Skip every image and restate the data word for word.

(Dataset items)
═══
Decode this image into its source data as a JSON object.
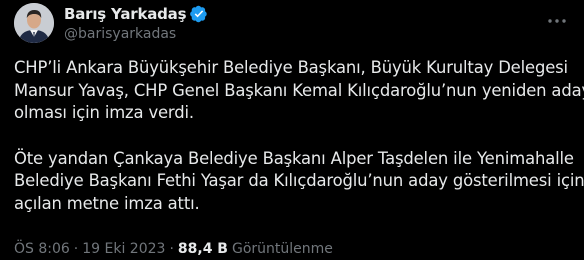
{
  "author": {
    "display_name": "Barış Yarkadaş",
    "handle": "@barisyarkadas",
    "avatar_icon": "user-avatar-icon",
    "verified_icon": "verified-badge-icon",
    "verified_color": "#1d9bf0"
  },
  "menu": {
    "icon": "more-options-icon"
  },
  "tweet": {
    "lines": [
      "CHP’li Ankara Büyükşehir Belediye Başkanı, Büyük Kurultay Delegesi",
      "Mansur Yavaş, CHP Genel Başkanı Kemal Kılıçdaroğlu’nun yeniden aday",
      "olması için imza verdi.",
      "Öte yandan Çankaya Belediye Başkanı Alper Taşdelen ile Yenimahalle",
      "Belediye Başkanı Fethi Yaşar da Kılıçdaroğlu’nun aday gösterilmesi için",
      "açılan metne imza attı."
    ]
  },
  "meta": {
    "time": "ÖS 8:06",
    "separator": "·",
    "date": "19 Eki 2023",
    "views_count": "88,4 B",
    "views_label": "Görüntülenme"
  },
  "colors": {
    "background": "#000000",
    "text_primary": "#e7e9ea",
    "text_secondary": "#71767b",
    "accent": "#1d9bf0"
  }
}
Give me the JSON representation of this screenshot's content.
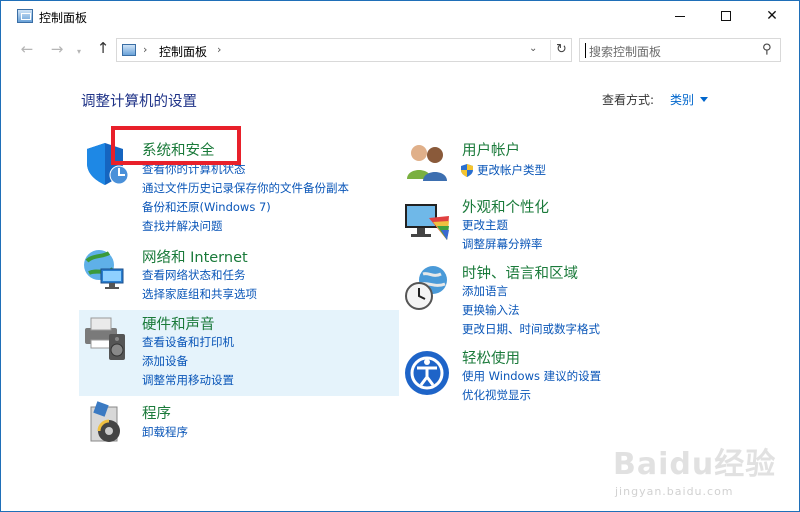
{
  "window": {
    "title": "控制面板"
  },
  "navigation": {
    "back_icon": "arrow-left",
    "forward_icon": "arrow-right",
    "up_icon": "arrow-up",
    "breadcrumb": [
      "控制面板"
    ],
    "search_placeholder": "搜索控制面板"
  },
  "main": {
    "heading": "调整计算机的设置",
    "view_by_label": "查看方式:",
    "view_by_value": "类别",
    "categories": [
      {
        "title": "系统和安全",
        "icon": "shield-icon",
        "links": [
          "查看你的计算机状态",
          "通过文件历史记录保存你的文件备份副本",
          "备份和还原(Windows 7)",
          "查找并解决问题"
        ]
      },
      {
        "title": "网络和 Internet",
        "icon": "globe-network-icon",
        "links": [
          "查看网络状态和任务",
          "选择家庭组和共享选项"
        ]
      },
      {
        "title": "硬件和声音",
        "icon": "printer-speaker-icon",
        "links": [
          "查看设备和打印机",
          "添加设备",
          "调整常用移动设置"
        ]
      },
      {
        "title": "程序",
        "icon": "programs-icon",
        "links": [
          "卸载程序"
        ]
      },
      {
        "title": "用户帐户",
        "icon": "users-icon",
        "links": [
          "更改帐户类型"
        ]
      },
      {
        "title": "外观和个性化",
        "icon": "monitor-palette-icon",
        "links": [
          "更改主题",
          "调整屏幕分辨率"
        ]
      },
      {
        "title": "时钟、语言和区域",
        "icon": "globe-clock-icon",
        "links": [
          "添加语言",
          "更换输入法",
          "更改日期、时间或数字格式"
        ]
      },
      {
        "title": "轻松使用",
        "icon": "ease-of-access-icon",
        "links": [
          "使用 Windows 建议的设置",
          "优化视觉显示"
        ]
      }
    ]
  },
  "watermark": {
    "logo": "Baidu经验",
    "url": "jingyan.baidu.com"
  },
  "colors": {
    "heading": "#1e3287",
    "category_title": "#1a7a3a",
    "link": "#0a56b8",
    "highlight_box": "#e8202a",
    "hover_bg": "#e5f3fb"
  }
}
═══
Output of the task:
Decode this image into its source data as a JSON object.
{
  "author": {
    "display_name": "Barış Yarkadaş",
    "handle": "@barisyarkadas",
    "avatar_icon": "user-avatar-icon",
    "verified_icon": "verified-badge-icon",
    "verified_color": "#1d9bf0"
  },
  "menu": {
    "icon": "more-options-icon"
  },
  "tweet": {
    "lines": [
      "CHP’li Ankara Büyükşehir Belediye Başkanı, Büyük Kurultay Delegesi",
      "Mansur Yavaş, CHP Genel Başkanı Kemal Kılıçdaroğlu’nun yeniden aday",
      "olması için imza verdi.",
      "Öte yandan Çankaya Belediye Başkanı Alper Taşdelen ile Yenimahalle",
      "Belediye Başkanı Fethi Yaşar da Kılıçdaroğlu’nun aday gösterilmesi için",
      "açılan metne imza attı."
    ]
  },
  "meta": {
    "time": "ÖS 8:06",
    "separator": "·",
    "date": "19 Eki 2023",
    "views_count": "88,4 B",
    "views_label": "Görüntülenme"
  },
  "colors": {
    "background": "#000000",
    "text_primary": "#e7e9ea",
    "text_secondary": "#71767b",
    "accent": "#1d9bf0"
  }
}
Give me the JSON representation of this screenshot's content.
{
  "window": {
    "title": "控制面板"
  },
  "navigation": {
    "back_icon": "arrow-left",
    "forward_icon": "arrow-right",
    "up_icon": "arrow-up",
    "breadcrumb": [
      "控制面板"
    ],
    "search_placeholder": "搜索控制面板"
  },
  "main": {
    "heading": "调整计算机的设置",
    "view_by_label": "查看方式:",
    "view_by_value": "类别",
    "categories": [
      {
        "title": "系统和安全",
        "icon": "shield-icon",
        "links": [
          "查看你的计算机状态",
          "通过文件历史记录保存你的文件备份副本",
          "备份和还原(Windows 7)",
          "查找并解决问题"
        ]
      },
      {
        "title": "网络和 Internet",
        "icon": "globe-network-icon",
        "links": [
          "查看网络状态和任务",
          "选择家庭组和共享选项"
        ]
      },
      {
        "title": "硬件和声音",
        "icon": "printer-speaker-icon",
        "links": [
          "查看设备和打印机",
          "添加设备",
          "调整常用移动设置"
        ]
      },
      {
        "title": "程序",
        "icon": "programs-icon",
        "links": [
          "卸载程序"
        ]
      },
      {
        "title": "用户帐户",
        "icon": "users-icon",
        "links": [
          "更改帐户类型"
        ]
      },
      {
        "title": "外观和个性化",
        "icon": "monitor-palette-icon",
        "links": [
          "更改主题",
          "调整屏幕分辨率"
        ]
      },
      {
        "title": "时钟、语言和区域",
        "icon": "globe-clock-icon",
        "links": [
          "添加语言",
          "更换输入法",
          "更改日期、时间或数字格式"
        ]
      },
      {
        "title": "轻松使用",
        "icon": "ease-of-access-icon",
        "links": [
          "使用 Windows 建议的设置",
          "优化视觉显示"
        ]
      }
    ]
  },
  "watermark": {
    "logo": "Baidu经验",
    "url": "jingyan.baidu.com"
  },
  "colors": {
    "heading": "#1e3287",
    "category_title": "#1a7a3a",
    "link": "#0a56b8",
    "highlight_box": "#e8202a",
    "hover_bg": "#e5f3fb"
  }
}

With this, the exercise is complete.